ページ本文の「それこそが、さまざまな日本人気質を産んでいるんだな。。」を含むところから書き始め、「在住の漫画家、随筆家、画家。」の後で止めて、「民主主義」を「議会政治」に置き換えて書き直してください。

ページ本文:

····················

やはり、日本は四方を海に囲まれ、欧州諸国のよりも侵略されにくい国。
それこそが、さまざまな日本人気質を産んでいるんだな。。
パンデミックの時に、アマビエが流行った理由も納得。
この科学の世界にいながらも、日本人の中には、妖が疫病をもたらすという、風俗がしっかりと残ってる。
ついでに。西洋のやり方をそのまま踏襲した民主主義が日本で成り立たない理由もしっくりきた。
あれだけ違ったら、そりゃ別物になるよな。。。
知らない、考えたこともなかった世界を知れて面白かった
Posted by ブクログ
西洋の民主主義が日本の体質に合っていないのではというのが腑に落ちた。歴史的背景や文化、国民性など全く違うのだから、同じやり方を真似るのでは無理があるのだ。
考えることを怠っている私には良い刺激になった。
Posted by ブクログ
ヤマザキマリ(1967年~)氏は、東京生まれ、北海道育ちで、イタリア在住の漫画家、随筆家、画家。

····················

提供情報:

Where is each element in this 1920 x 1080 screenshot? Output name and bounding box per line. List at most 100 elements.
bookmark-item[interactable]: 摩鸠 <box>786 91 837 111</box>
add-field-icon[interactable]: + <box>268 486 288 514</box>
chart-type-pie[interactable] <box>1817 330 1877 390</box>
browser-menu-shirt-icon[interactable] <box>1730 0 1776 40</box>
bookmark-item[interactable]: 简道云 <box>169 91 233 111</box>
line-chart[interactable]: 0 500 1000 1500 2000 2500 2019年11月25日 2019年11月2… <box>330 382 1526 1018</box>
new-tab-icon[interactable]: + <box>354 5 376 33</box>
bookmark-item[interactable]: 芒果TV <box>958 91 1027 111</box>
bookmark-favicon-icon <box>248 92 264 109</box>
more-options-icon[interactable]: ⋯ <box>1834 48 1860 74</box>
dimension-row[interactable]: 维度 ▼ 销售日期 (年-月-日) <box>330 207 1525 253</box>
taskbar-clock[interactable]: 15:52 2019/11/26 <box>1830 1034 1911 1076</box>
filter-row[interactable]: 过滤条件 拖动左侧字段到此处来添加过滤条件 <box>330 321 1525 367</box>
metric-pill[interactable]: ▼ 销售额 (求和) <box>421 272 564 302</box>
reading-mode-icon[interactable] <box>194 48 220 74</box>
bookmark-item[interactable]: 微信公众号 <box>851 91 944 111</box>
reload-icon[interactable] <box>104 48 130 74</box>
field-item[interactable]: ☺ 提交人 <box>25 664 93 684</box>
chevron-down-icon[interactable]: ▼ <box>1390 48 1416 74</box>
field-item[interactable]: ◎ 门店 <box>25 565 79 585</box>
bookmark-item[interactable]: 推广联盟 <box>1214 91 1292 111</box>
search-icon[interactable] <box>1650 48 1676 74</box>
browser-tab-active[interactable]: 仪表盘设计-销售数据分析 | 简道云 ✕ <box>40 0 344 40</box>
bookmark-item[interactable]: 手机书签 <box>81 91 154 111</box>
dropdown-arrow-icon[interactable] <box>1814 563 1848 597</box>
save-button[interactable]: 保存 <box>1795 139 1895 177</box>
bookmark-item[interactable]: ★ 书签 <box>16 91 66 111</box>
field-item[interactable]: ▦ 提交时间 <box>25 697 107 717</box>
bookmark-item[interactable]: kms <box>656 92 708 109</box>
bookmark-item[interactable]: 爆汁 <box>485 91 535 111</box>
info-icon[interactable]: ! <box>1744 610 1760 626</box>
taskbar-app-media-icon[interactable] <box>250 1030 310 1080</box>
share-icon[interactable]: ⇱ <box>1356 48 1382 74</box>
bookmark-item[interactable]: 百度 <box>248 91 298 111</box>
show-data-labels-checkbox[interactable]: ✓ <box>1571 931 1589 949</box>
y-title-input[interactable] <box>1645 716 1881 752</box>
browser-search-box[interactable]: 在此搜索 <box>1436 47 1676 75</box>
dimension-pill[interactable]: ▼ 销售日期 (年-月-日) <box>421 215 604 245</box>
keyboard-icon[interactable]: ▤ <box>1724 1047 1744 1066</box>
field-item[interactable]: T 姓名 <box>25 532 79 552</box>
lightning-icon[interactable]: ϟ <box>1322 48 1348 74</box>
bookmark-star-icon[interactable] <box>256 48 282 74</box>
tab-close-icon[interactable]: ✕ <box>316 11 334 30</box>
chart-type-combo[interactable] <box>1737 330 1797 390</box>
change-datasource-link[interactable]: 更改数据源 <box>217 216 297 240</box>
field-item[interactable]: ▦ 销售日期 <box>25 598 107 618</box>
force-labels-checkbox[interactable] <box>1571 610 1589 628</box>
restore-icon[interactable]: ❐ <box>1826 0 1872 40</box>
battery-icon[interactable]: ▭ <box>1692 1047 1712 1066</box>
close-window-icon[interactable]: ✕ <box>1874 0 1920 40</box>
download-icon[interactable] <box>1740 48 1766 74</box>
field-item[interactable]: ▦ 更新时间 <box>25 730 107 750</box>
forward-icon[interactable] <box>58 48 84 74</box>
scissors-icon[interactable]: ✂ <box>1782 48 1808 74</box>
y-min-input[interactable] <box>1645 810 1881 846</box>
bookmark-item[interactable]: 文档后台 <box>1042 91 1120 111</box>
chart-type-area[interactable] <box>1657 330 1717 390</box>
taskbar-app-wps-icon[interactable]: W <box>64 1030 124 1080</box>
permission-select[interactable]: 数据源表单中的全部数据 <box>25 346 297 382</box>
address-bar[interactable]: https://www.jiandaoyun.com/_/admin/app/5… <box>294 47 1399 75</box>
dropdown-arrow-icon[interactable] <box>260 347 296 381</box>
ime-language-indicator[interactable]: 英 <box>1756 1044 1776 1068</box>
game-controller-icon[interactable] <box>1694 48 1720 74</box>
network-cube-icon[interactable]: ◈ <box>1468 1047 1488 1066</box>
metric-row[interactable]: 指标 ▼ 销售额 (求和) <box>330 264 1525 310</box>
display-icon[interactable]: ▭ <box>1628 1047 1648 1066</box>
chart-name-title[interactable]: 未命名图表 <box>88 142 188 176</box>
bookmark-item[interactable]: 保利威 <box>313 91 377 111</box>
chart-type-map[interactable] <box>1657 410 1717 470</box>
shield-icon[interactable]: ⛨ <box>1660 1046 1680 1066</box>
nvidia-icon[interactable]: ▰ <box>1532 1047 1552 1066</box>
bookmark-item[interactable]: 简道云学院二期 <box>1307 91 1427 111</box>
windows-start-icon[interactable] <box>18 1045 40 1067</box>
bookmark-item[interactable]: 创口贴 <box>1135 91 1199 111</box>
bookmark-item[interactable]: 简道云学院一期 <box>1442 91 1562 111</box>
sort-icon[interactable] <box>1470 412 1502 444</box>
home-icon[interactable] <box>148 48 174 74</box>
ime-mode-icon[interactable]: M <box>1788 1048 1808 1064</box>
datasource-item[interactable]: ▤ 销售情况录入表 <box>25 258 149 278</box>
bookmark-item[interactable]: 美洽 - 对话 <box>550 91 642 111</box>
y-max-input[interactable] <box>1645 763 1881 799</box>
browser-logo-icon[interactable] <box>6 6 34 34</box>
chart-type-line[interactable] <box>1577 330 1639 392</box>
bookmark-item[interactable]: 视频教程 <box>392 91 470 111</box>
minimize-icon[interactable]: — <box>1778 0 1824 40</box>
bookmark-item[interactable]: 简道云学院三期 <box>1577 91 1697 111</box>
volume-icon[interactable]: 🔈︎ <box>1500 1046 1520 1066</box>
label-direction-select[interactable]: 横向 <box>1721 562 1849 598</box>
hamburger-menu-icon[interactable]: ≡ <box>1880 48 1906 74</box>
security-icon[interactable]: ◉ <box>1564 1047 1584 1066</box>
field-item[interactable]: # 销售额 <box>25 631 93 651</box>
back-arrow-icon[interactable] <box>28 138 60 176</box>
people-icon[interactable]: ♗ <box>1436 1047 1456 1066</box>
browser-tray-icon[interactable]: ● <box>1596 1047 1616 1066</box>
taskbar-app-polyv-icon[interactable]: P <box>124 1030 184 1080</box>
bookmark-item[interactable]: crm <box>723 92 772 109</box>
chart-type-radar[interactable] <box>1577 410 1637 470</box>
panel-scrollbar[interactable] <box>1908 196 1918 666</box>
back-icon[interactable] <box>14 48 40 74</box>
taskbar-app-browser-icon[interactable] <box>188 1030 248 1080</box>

····················

回答欄:
それこそが、さまざまな日本人気質を産んでいるんだな。。
パンデミックの時に、アマビエが流行った理由も納得。
この科学の世界にいながらも、日本人の中には、妖が疫病をもたらすという、風俗がしっかりと残ってる。
ついでに。西洋のやり方をそのまま踏襲した議会政治が日本で成り立たない理由もしっくりきた。
あれだけ違ったら、そりゃ別物になるよな。。。
知らない、考えたこともなかった世界を知れて面白かった
Posted by ブクログ
西洋の議会政治が日本の体質に合っていないのではというのが腑に落ちた。歴史的背景や文化、国民性など全く違うのだから、同じやり方を真似るのでは無理があるのだ。
考えることを怠っている私には良い刺激になった。
Posted by ブクログ
ヤマザキマリ(1967年~)氏は、東京生まれ、北海道育ちで、イタリア在住の漫画家、随筆家、画家。